## Your instructions
Write out every row below word for word, leaving out the pictures.

## START

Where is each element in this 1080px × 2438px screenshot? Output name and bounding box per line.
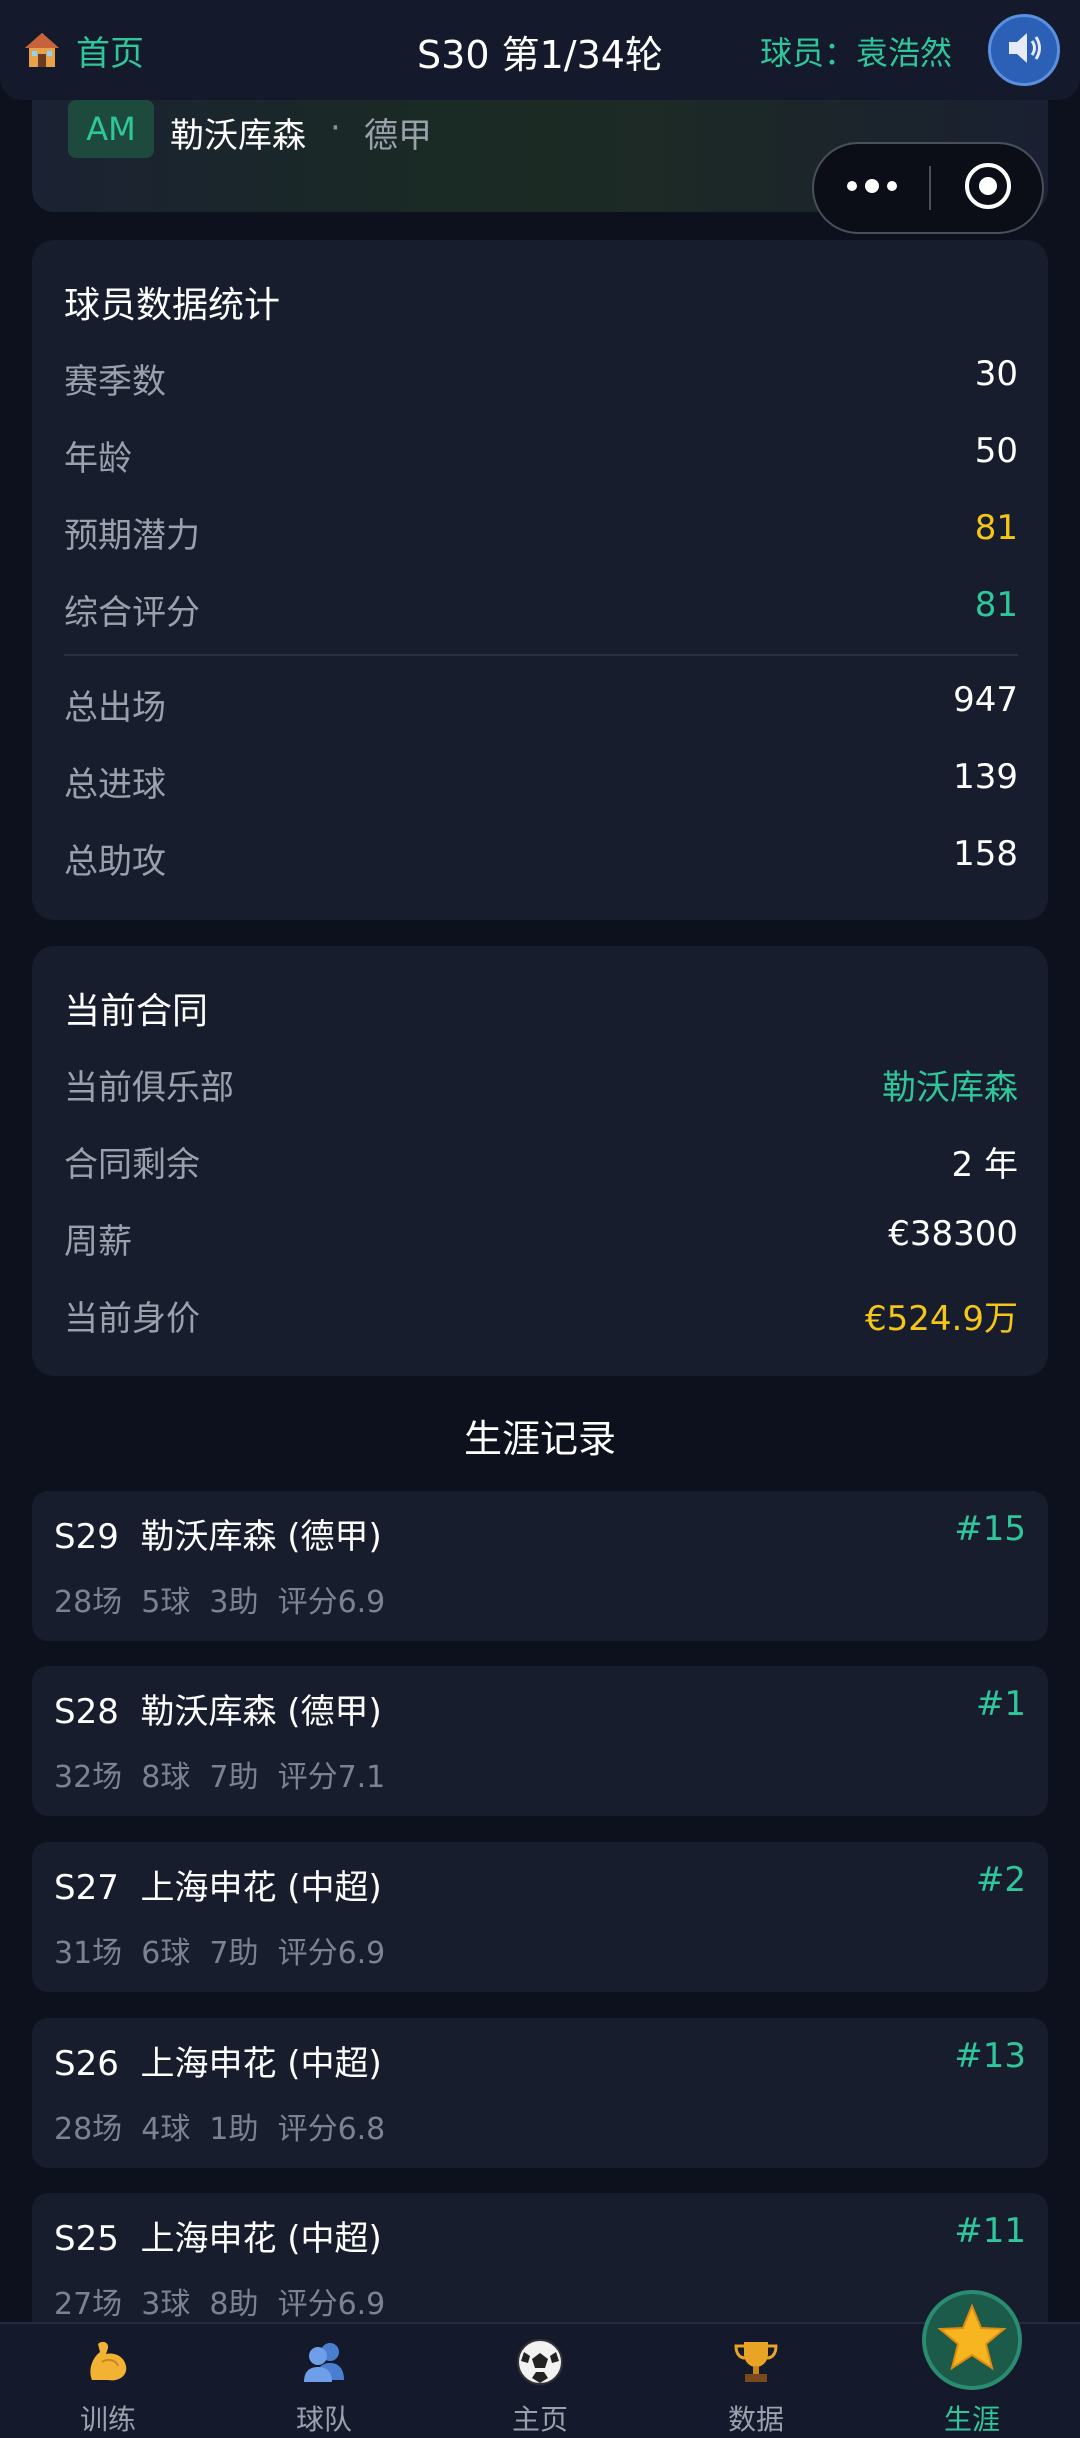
contract-label-club: 当前俱乐部 [64, 1068, 234, 1108]
close-miniprogram-button[interactable] [931, 144, 1044, 232]
stat-value-potential: 81 [974, 508, 1018, 548]
star-icon [936, 2302, 1008, 2378]
player-prefix: 球员： [759, 34, 856, 72]
career-page: 首页 S30 第1/34轮 球员：袁浩然 AM 勒沃库森 · 德甲 球员数据统计… [0, 0, 1080, 2438]
more-dots-icon [844, 176, 900, 200]
banner-club: 勒沃库森 [170, 116, 306, 156]
career-rank: #2 [975, 1860, 1026, 1900]
career-rank: #15 [954, 1509, 1026, 1549]
career-stats: 28场 4球 1助 评分6.8 [54, 2112, 386, 2147]
stat-label-goals: 总进球 [64, 765, 166, 805]
contract-label-market-value: 当前身价 [64, 1299, 200, 1339]
nav-home[interactable]: 主页 [432, 2324, 648, 2438]
player-name-label: 球员：袁浩然 [760, 28, 952, 74]
top-bar: 首页 S30 第1/34轮 球员：袁浩然 [0, 0, 1080, 100]
speaker-icon [1003, 27, 1045, 73]
soccer-ball-icon [510, 2332, 570, 2392]
nav-label-home: 主页 [511, 2403, 568, 2436]
nav-team[interactable]: 球队 [216, 2324, 432, 2438]
career-season-club: S27 上海申花 (中超) [54, 1868, 382, 1908]
stats-divider [64, 654, 1018, 656]
position-badge: AM [68, 100, 154, 158]
bottom-navigation: 训练 球队 主页 数据 生涯 [0, 2290, 1080, 2438]
stat-value-rating: 81 [974, 585, 1018, 625]
nav-label-training: 训练 [79, 2403, 136, 2436]
stat-value-appearances: 947 [953, 680, 1018, 720]
stat-label-appearances: 总出场 [64, 688, 166, 728]
career-stats: 28场 5球 3助 评分6.9 [54, 1585, 386, 1620]
contract-title: 当前合同 [64, 991, 209, 1032]
nav-label-data: 数据 [727, 2403, 784, 2436]
career-record-item[interactable]: S28 勒沃库森 (德甲) #1 32场 8球 7助 评分7.1 [32, 1666, 1048, 1816]
house-icon [22, 30, 62, 70]
career-record-item[interactable]: S27 上海申花 (中超) #2 31场 6球 7助 评分6.9 [32, 1842, 1048, 1992]
more-menu-button[interactable] [814, 144, 929, 232]
career-stats: 27场 3球 8助 评分6.9 [54, 2287, 386, 2322]
nav-active-indicator [922, 2290, 1022, 2390]
team-people-icon [294, 2332, 354, 2392]
stat-label-age: 年龄 [64, 439, 132, 479]
sound-button[interactable] [988, 14, 1060, 86]
miniprogram-capsule [812, 142, 1044, 234]
player-stats-card: 球员数据统计 赛季数 30 年龄 50 预期潜力 81 综合评分 81 总出场 … [32, 240, 1048, 920]
stat-value-assists: 158 [953, 834, 1018, 874]
contract-label-wage: 周薪 [64, 1222, 132, 1262]
banner-separator: · [330, 108, 341, 148]
flexed-biceps-icon [78, 2332, 138, 2392]
career-rank: #13 [954, 2036, 1026, 2076]
career-rank: #11 [954, 2211, 1026, 2251]
contract-value-remaining: 2 年 [951, 1145, 1018, 1185]
trophy-icon [726, 2332, 786, 2392]
stat-label-potential: 预期潜力 [64, 516, 200, 556]
career-season-club: S25 上海申花 (中超) [54, 2219, 382, 2259]
career-season-club: S29 勒沃库森 (德甲) [54, 1517, 382, 1557]
contract-value-wage: €38300 [888, 1214, 1018, 1254]
career-season-club: S26 上海申花 (中超) [54, 2044, 382, 2084]
career-record-item[interactable]: S29 勒沃库森 (德甲) #15 28场 5球 3助 评分6.9 [32, 1491, 1048, 1641]
stats-title: 球员数据统计 [64, 285, 281, 326]
career-record-item[interactable]: S25 上海申花 (中超) #11 27场 3球 8助 评分6.9 [32, 2193, 1048, 2343]
player-name: 袁浩然 [855, 34, 952, 72]
nav-label-career: 生涯 [943, 2403, 1000, 2436]
stat-value-age: 50 [974, 431, 1018, 471]
nav-data[interactable]: 数据 [648, 2324, 864, 2438]
career-section-title: 生涯记录 [463, 1417, 616, 1461]
stat-label-assists: 总助攻 [64, 842, 166, 882]
stat-label-rating: 综合评分 [64, 593, 200, 633]
career-season-club: S28 勒沃库森 (德甲) [54, 1692, 382, 1732]
nav-training[interactable]: 训练 [0, 2324, 216, 2438]
contract-value-club: 勒沃库森 [882, 1068, 1018, 1108]
banner-league: 德甲 [364, 116, 432, 156]
stat-value-goals: 139 [953, 757, 1018, 797]
nav-label-team: 球队 [295, 2403, 352, 2436]
career-stats: 32场 8球 7助 评分7.1 [54, 1760, 386, 1795]
target-close-icon [963, 161, 1013, 215]
career-record-item[interactable]: S26 上海申花 (中超) #13 28场 4球 1助 评分6.8 [32, 2018, 1048, 2168]
contract-card: 当前合同 当前俱乐部 勒沃库森 合同剩余 2 年 周薪 €38300 当前身价 … [32, 946, 1048, 1376]
home-label: 首页 [76, 33, 144, 74]
stat-label-seasons: 赛季数 [64, 362, 166, 402]
home-link[interactable]: 首页 [22, 22, 144, 78]
contract-value-market-value: €524.9万 [865, 1299, 1018, 1339]
nav-career[interactable]: 生涯 [864, 2290, 1080, 2438]
stat-value-seasons: 30 [974, 354, 1018, 394]
contract-label-remaining: 合同剩余 [64, 1145, 200, 1185]
career-stats: 31场 6球 7助 评分6.9 [54, 1936, 386, 1971]
career-rank: #1 [975, 1684, 1026, 1724]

## END

## Answer to the task
Where is each element in this 1080px × 2438px screenshot? Output name and bounding box per line.
contract-label-club: 当前俱乐部 [64, 1068, 234, 1108]
close-miniprogram-button[interactable] [931, 144, 1044, 232]
stat-value-potential: 81 [974, 508, 1018, 548]
star-icon [936, 2302, 1008, 2378]
player-prefix: 球员： [759, 34, 856, 72]
career-page: 首页 S30 第1/34轮 球员：袁浩然 AM 勒沃库森 · 德甲 球员数据统计… [0, 0, 1080, 2438]
more-dots-icon [844, 176, 900, 200]
banner-club: 勒沃库森 [170, 116, 306, 156]
career-rank: #2 [975, 1860, 1026, 1900]
career-rank: #15 [954, 1509, 1026, 1549]
career-stats: 28场 4球 1助 评分6.8 [54, 2112, 386, 2147]
stat-label-goals: 总进球 [64, 765, 166, 805]
contract-label-market-value: 当前身价 [64, 1299, 200, 1339]
nav-home[interactable]: 主页 [432, 2324, 648, 2438]
player-name-label: 球员：袁浩然 [760, 28, 952, 74]
top-bar: 首页 S30 第1/34轮 球员：袁浩然 [0, 0, 1080, 100]
speaker-icon [1003, 27, 1045, 73]
soccer-ball-icon [510, 2332, 570, 2392]
nav-label-home: 主页 [511, 2403, 568, 2436]
nav-team[interactable]: 球队 [216, 2324, 432, 2438]
career-season-club: S27 上海申花 (中超) [54, 1868, 382, 1908]
stats-divider [64, 654, 1018, 656]
position-badge: AM [68, 100, 154, 158]
bottom-navigation: 训练 球队 主页 数据 生涯 [0, 2290, 1080, 2438]
stat-value-rating: 81 [974, 585, 1018, 625]
nav-label-training: 训练 [79, 2403, 136, 2436]
stat-value-appearances: 947 [953, 680, 1018, 720]
stat-label-appearances: 总出场 [64, 688, 166, 728]
career-stats: 28场 5球 3助 评分6.9 [54, 1585, 386, 1620]
contract-title: 当前合同 [64, 991, 209, 1032]
nav-label-data: 数据 [727, 2403, 784, 2436]
career-record-item[interactable]: S28 勒沃库森 (德甲) #1 32场 8球 7助 评分7.1 [32, 1666, 1048, 1816]
house-icon [22, 30, 62, 70]
career-record-item[interactable]: S27 上海申花 (中超) #2 31场 6球 7助 评分6.9 [32, 1842, 1048, 1992]
more-menu-button[interactable] [814, 144, 929, 232]
career-stats: 27场 3球 8助 评分6.9 [54, 2287, 386, 2322]
nav-active-indicator [922, 2290, 1022, 2390]
team-people-icon [294, 2332, 354, 2392]
stat-label-age: 年龄 [64, 439, 132, 479]
sound-button[interactable] [988, 14, 1060, 86]
miniprogram-capsule [812, 142, 1044, 234]
player-stats-card: 球员数据统计 赛季数 30 年龄 50 预期潜力 81 综合评分 81 总出场 … [32, 240, 1048, 920]
stat-value-assists: 158 [953, 834, 1018, 874]
contract-label-wage: 周薪 [64, 1222, 132, 1262]
banner-separator: · [330, 108, 341, 148]
flexed-biceps-icon [78, 2332, 138, 2392]
career-rank: #13 [954, 2036, 1026, 2076]
career-rank: #11 [954, 2211, 1026, 2251]
contract-value-remaining: 2 年 [951, 1145, 1018, 1185]
trophy-icon [726, 2332, 786, 2392]
stat-label-potential: 预期潜力 [64, 516, 200, 556]
career-season-club: S25 上海申花 (中超) [54, 2219, 382, 2259]
career-season-club: S29 勒沃库森 (德甲) [54, 1517, 382, 1557]
contract-value-wage: €38300 [888, 1214, 1018, 1254]
career-season-club: S26 上海申花 (中超) [54, 2044, 382, 2084]
career-record-item[interactable]: S29 勒沃库森 (德甲) #15 28场 5球 3助 评分6.9 [32, 1491, 1048, 1641]
stats-title: 球员数据统计 [64, 285, 281, 326]
career-record-item[interactable]: S25 上海申花 (中超) #11 27场 3球 8助 评分6.9 [32, 2193, 1048, 2343]
player-name: 袁浩然 [855, 34, 952, 72]
nav-label-career: 生涯 [943, 2403, 1000, 2436]
stat-value-age: 50 [974, 431, 1018, 471]
nav-data[interactable]: 数据 [648, 2324, 864, 2438]
career-section-title: 生涯记录 [463, 1417, 616, 1461]
stat-label-assists: 总助攻 [64, 842, 166, 882]
stat-label-rating: 综合评分 [64, 593, 200, 633]
career-season-club: S28 勒沃库森 (德甲) [54, 1692, 382, 1732]
nav-training[interactable]: 训练 [0, 2324, 216, 2438]
contract-value-club: 勒沃库森 [882, 1068, 1018, 1108]
banner-league: 德甲 [364, 116, 432, 156]
stat-value-goals: 139 [953, 757, 1018, 797]
nav-label-team: 球队 [295, 2403, 352, 2436]
career-stats: 32场 8球 7助 评分7.1 [54, 1760, 386, 1795]
target-close-icon [963, 161, 1013, 215]
career-record-item[interactable]: S26 上海申花 (中超) #13 28场 4球 1助 评分6.8 [32, 2018, 1048, 2168]
contract-card: 当前合同 当前俱乐部 勒沃库森 合同剩余 2 年 周薪 €38300 当前身价 … [32, 946, 1048, 1376]
home-label: 首页 [76, 33, 144, 74]
stat-label-seasons: 赛季数 [64, 362, 166, 402]
home-link[interactable]: 首页 [22, 22, 144, 78]
contract-value-market-value: €524.9万 [865, 1299, 1018, 1339]
nav-career[interactable]: 生涯 [864, 2290, 1080, 2438]
stat-value-seasons: 30 [974, 354, 1018, 394]
contract-label-remaining: 合同剩余 [64, 1145, 200, 1185]
career-stats: 31场 6球 7助 评分6.9 [54, 1936, 386, 1971]
career-rank: #1 [975, 1684, 1026, 1724]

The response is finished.